:: SOURCE PASSAGE ::

He tears the page out. He starts again.
kissmehardy: (a bit daft)

[personal profile] kissmehardy 2012-08-17 09:59 pm (UTC)(link)
"It can be difficult to go back to a normal life when one has grown accustomed to living with mad girls," I say, as though of course his problem must be that he is missing sharing a house with Maddie and me. "But I'm here to help you manage."

I mean that part sincerely, whatever it is that's truly bothering him.
kissmehardy: (Default)

[personal profile] kissmehardy 2012-08-18 01:05 am (UTC)(link)
I fold the pages I rescued from the ground neatly, just in case he might want them back, and curl up in the chair with my chin on my knees, straightening my skirt down over my legs as I settle myself comfortably. I find it more than a small honor that he likes to draw me, but that isn't something I would say to him out loud.

"Certainly easier now that I'm somewhat less of a wreck than I was the first time you did. Not nearly so much of a challenge to make me look half decent."
kissmehardy: (Default)

[personal profile] kissmehardy 2012-08-18 03:02 pm (UTC)(link)
"if you're only trying for half, of course it's easy," I tease, more than happy to give him this distraction, even if I don't understand the entirety of what he's going through. I love Maddie beyond words, but it's completely different to being in love, regardless of any similarities.

"I once said that finding your best friend was like being in love. I never thought about it becoming more complicated than that."
kissmehardy: (Default)

[personal profile] kissmehardy 2012-08-18 09:23 pm (UTC)(link)
I'm not sure why he trusts me with his secrets and his feelings, when he knows how horribly I can use such things against people. Maybe because I've already done that to him and we came out closer on the other side of it. I do know that I take his trust very seriously and would do anything not to break it again.

"Easier, maybe, but was it better?" I am honestly curious. "At least now you don't have to waste time on... What? Pointless yearning? Not that you just sat around pining." I know him better than that.
kissmehardy: (hmmm)

[personal profile] kissmehardy 2012-08-18 10:28 pm (UTC)(link)

:::
:: LISTED ENTRIES ::

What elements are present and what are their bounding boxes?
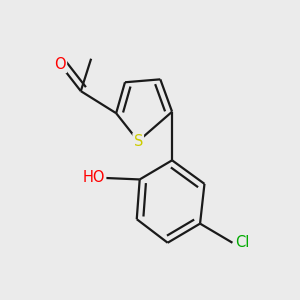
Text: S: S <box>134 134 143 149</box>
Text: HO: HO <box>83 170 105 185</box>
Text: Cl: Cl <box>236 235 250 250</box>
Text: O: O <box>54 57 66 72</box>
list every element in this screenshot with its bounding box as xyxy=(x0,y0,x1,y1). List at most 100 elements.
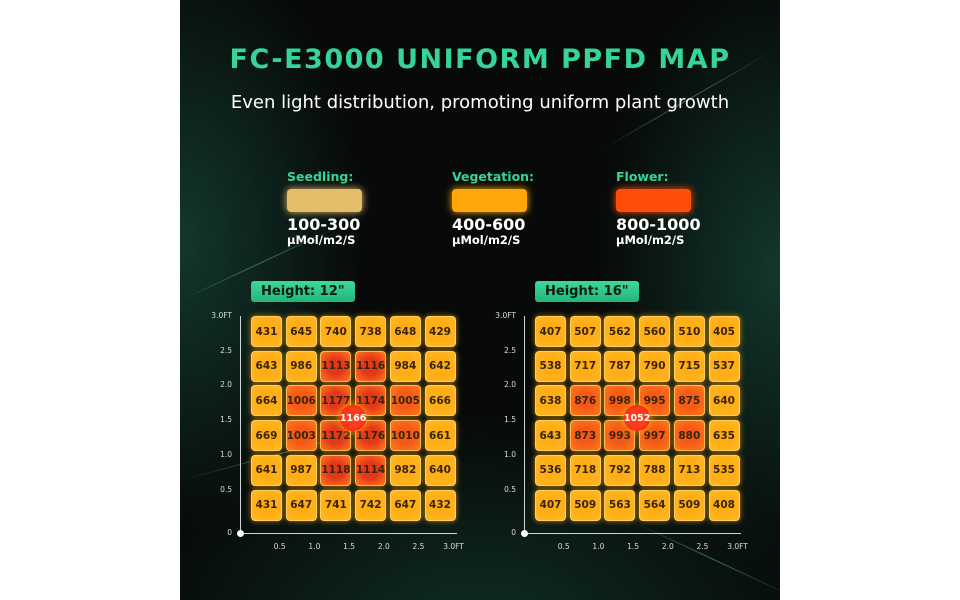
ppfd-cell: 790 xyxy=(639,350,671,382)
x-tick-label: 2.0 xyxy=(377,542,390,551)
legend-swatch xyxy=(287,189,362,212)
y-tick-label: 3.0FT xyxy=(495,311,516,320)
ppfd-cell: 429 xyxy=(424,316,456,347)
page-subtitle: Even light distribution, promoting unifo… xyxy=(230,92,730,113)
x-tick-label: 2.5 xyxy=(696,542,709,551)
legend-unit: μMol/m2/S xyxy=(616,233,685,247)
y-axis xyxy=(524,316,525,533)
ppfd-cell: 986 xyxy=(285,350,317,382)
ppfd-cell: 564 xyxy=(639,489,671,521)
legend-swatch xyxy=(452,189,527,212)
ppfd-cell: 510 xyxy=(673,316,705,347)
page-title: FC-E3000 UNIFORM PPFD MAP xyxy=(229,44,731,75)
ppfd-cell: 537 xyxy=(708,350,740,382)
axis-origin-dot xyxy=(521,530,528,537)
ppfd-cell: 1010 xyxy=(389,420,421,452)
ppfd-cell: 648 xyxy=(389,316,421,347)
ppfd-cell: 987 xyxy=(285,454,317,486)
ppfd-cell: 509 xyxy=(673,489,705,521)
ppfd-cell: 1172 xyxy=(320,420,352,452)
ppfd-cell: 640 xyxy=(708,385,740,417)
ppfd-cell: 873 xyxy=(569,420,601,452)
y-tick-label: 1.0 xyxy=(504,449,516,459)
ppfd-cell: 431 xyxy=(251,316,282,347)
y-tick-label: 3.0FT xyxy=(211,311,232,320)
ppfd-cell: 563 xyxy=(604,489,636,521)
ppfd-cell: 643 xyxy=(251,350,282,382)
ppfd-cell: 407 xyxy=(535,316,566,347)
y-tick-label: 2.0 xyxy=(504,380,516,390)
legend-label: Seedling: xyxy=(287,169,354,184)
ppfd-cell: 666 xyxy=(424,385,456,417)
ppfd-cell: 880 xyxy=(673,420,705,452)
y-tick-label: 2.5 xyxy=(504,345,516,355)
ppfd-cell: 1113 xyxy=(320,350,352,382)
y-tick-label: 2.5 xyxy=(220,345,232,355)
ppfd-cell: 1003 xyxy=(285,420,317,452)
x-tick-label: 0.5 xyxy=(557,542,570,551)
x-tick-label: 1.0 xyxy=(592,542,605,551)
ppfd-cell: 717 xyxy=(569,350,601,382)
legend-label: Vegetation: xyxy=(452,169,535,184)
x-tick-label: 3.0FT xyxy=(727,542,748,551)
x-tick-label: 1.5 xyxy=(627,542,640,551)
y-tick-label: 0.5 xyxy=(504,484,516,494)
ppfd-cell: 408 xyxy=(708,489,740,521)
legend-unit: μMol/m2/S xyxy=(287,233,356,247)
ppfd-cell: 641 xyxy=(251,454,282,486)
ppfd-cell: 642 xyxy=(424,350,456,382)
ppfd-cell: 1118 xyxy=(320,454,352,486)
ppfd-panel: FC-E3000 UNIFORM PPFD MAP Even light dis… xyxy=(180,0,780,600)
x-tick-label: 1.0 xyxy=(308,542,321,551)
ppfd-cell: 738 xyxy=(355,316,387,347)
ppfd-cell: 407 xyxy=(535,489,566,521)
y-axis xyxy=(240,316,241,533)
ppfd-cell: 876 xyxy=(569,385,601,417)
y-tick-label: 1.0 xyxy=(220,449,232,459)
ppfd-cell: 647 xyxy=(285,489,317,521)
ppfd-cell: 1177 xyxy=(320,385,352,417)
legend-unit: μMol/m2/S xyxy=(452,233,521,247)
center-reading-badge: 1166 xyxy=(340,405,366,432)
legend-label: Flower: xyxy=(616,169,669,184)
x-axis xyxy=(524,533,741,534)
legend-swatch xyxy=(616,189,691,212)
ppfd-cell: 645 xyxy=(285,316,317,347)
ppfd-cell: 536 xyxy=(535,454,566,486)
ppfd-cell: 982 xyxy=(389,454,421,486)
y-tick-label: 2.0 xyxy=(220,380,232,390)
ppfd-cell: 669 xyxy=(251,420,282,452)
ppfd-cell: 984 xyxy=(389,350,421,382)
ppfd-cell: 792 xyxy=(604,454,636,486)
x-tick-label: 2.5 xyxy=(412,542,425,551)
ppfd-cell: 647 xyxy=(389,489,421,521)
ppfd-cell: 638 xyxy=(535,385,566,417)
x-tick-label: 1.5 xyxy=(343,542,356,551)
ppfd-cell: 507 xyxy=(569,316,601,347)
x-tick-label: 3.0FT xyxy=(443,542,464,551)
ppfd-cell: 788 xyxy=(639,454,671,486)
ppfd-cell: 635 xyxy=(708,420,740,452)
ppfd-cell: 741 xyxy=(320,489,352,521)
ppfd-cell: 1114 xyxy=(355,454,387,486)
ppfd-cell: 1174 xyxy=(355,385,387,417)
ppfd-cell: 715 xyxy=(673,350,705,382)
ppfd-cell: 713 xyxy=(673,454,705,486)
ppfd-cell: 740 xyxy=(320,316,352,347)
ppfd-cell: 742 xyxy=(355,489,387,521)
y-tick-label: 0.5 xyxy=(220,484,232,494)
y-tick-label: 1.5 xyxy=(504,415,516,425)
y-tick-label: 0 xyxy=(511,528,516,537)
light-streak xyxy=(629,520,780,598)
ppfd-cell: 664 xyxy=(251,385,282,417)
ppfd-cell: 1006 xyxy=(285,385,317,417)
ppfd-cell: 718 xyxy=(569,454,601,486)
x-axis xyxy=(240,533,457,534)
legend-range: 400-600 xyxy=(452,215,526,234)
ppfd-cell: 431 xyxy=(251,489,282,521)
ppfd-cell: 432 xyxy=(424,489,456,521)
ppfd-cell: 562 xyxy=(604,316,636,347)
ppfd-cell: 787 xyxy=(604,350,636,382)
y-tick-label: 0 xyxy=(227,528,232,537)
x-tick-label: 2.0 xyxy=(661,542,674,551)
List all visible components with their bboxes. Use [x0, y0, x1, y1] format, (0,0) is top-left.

:::

INSTRUCTIONS.
1) List every posting timestamp in the roleplay thread.
2) Render this sentence from the roleplay thread in Spanish: "I mean that part sincerely, whatever it is that's truly bothering him."
3) In the roleplay thread, whom does the narrator love beyond words?

SET OF ANSWERS.
1)
2012-08-17 09:59 pm (UTC)
2012-08-18 01:05 am (UTC)
2012-08-18 03:02 pm (UTC)
2012-08-18 09:23 pm (UTC)
2012-08-18 10:28 pm (UTC)

2) Esa parte la digo en serio, sea lo que sea lo que de verdad le preocupa.

3) Maddie.